● **STATED GOAL**: Pull out every line below that holds the word "with".

● **RECORDED INFORMATION**:
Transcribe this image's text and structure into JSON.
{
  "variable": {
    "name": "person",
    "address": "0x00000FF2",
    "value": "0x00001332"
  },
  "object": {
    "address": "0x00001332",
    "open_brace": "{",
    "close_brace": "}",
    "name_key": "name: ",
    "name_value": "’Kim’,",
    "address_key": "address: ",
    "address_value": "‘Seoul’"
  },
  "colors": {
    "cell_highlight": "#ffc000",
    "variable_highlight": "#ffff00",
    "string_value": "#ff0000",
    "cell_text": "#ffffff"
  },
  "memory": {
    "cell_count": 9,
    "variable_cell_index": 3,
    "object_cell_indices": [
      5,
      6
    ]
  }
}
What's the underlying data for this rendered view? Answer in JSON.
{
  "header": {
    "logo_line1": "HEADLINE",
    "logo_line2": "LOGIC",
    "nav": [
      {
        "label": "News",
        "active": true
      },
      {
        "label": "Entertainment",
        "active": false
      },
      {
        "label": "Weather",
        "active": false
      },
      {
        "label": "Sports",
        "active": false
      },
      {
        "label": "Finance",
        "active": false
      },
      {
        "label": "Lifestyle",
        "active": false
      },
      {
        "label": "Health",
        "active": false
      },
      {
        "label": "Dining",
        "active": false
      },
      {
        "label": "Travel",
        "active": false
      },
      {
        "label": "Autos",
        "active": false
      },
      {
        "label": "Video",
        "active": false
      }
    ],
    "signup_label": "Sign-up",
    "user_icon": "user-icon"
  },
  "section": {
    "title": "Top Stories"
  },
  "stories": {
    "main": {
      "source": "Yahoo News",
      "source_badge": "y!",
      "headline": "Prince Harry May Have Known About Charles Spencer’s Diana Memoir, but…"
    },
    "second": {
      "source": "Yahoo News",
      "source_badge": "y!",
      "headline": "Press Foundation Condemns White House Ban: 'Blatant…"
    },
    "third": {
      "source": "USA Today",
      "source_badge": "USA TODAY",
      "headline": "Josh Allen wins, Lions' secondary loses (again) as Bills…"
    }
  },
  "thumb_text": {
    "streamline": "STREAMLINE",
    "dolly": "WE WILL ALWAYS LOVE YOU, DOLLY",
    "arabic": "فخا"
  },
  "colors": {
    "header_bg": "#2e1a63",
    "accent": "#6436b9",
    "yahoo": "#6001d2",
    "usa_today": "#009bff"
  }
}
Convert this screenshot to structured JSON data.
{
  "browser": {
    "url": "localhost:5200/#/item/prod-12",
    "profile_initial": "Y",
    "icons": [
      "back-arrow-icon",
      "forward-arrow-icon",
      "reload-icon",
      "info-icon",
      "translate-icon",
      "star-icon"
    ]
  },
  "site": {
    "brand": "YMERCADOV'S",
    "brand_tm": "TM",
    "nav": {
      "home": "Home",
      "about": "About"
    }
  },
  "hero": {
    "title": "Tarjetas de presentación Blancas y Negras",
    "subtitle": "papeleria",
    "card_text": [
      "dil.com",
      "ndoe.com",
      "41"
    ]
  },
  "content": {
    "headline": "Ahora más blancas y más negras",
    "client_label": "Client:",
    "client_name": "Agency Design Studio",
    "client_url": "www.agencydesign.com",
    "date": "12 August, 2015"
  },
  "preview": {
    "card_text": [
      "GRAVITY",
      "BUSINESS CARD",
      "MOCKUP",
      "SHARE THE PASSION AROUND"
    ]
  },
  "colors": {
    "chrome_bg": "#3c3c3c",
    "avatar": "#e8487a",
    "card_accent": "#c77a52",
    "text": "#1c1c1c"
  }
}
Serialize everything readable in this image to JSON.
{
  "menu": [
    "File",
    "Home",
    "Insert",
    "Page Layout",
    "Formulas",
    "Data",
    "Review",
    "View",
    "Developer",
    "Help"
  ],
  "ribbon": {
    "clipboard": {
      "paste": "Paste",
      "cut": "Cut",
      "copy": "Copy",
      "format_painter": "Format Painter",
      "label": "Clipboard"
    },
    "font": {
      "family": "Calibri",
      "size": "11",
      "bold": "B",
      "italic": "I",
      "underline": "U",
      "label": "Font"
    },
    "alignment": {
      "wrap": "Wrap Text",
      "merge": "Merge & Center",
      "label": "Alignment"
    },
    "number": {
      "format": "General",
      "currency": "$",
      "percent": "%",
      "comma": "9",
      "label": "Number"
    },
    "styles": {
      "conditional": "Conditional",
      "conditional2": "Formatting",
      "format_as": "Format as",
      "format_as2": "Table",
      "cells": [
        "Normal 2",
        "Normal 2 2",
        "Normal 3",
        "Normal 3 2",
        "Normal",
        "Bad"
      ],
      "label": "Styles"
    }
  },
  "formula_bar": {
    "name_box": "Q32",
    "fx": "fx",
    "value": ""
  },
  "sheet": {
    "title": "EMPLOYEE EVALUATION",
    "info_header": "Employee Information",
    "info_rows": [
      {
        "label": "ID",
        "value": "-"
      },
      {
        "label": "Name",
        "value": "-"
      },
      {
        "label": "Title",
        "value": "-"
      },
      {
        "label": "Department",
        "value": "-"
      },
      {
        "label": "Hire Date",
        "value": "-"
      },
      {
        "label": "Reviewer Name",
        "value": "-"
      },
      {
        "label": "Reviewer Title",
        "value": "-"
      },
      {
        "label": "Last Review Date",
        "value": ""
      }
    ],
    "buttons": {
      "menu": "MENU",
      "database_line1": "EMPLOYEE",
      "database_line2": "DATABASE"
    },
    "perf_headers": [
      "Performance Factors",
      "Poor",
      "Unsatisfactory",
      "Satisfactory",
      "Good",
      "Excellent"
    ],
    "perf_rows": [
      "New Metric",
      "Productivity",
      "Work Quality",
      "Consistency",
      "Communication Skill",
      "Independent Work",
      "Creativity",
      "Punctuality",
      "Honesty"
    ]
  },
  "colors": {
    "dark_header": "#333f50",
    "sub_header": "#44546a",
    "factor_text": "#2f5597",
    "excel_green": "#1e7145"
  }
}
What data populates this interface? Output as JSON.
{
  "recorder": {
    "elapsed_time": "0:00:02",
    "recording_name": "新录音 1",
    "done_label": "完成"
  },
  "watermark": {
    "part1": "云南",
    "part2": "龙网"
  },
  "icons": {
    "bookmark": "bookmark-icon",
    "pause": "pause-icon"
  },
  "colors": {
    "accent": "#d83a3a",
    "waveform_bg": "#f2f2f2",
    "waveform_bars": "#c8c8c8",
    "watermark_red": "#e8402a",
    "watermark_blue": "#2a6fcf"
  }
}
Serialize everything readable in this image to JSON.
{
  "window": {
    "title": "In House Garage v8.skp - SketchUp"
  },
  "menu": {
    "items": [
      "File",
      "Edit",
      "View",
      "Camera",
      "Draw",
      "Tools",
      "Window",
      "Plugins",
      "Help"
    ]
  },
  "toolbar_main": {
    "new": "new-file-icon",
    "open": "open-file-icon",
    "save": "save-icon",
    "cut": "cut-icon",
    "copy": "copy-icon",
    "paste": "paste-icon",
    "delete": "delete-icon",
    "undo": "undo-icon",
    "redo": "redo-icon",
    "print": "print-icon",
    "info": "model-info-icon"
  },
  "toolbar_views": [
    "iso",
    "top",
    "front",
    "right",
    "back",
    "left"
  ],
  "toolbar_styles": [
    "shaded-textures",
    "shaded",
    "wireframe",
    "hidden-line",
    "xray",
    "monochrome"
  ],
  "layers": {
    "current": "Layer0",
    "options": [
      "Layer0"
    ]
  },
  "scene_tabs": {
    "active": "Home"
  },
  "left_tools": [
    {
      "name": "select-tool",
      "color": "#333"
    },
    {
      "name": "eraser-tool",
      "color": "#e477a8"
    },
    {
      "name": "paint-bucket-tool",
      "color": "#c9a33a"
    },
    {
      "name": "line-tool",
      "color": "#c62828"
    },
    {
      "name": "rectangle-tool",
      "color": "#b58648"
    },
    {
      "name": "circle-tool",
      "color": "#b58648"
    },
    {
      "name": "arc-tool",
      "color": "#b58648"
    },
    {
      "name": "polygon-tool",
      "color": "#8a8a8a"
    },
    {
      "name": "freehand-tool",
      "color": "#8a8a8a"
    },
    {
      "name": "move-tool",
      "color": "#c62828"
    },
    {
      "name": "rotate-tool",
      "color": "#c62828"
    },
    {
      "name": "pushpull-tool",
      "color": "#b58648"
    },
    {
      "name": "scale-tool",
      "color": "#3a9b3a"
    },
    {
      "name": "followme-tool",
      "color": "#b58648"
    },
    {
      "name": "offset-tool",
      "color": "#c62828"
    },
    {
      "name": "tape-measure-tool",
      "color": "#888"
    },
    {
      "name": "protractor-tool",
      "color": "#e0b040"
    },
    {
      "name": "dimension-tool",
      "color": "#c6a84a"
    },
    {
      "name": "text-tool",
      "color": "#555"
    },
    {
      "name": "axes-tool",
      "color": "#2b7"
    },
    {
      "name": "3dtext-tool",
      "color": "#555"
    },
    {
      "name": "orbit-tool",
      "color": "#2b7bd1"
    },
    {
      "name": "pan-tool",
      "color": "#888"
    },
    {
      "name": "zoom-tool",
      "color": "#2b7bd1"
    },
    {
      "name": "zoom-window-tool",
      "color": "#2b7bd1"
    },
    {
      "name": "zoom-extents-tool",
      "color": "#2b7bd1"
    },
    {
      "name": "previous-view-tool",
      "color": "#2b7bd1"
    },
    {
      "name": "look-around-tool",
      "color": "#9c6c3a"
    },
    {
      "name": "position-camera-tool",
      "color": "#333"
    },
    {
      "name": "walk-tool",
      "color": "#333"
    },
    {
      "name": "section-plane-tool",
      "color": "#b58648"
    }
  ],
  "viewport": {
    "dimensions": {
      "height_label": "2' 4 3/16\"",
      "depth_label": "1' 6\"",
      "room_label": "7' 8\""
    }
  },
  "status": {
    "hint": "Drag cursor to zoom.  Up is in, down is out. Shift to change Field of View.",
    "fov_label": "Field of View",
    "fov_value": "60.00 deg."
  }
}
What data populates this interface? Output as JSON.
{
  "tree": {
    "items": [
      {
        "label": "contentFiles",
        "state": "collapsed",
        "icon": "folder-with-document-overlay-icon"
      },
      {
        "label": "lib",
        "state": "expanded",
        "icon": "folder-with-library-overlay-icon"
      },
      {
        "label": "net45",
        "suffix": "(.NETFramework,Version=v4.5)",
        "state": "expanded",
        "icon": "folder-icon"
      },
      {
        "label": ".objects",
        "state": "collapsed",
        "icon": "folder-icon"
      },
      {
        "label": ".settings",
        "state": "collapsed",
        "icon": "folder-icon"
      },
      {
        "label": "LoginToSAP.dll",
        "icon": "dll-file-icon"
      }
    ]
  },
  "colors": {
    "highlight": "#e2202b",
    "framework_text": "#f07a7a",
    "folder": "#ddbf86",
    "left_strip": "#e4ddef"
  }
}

● **TASK SOLUTION**:
        "icon": "folder-with-document-overlay-icon"
        "icon": "folder-with-library-overlay-icon"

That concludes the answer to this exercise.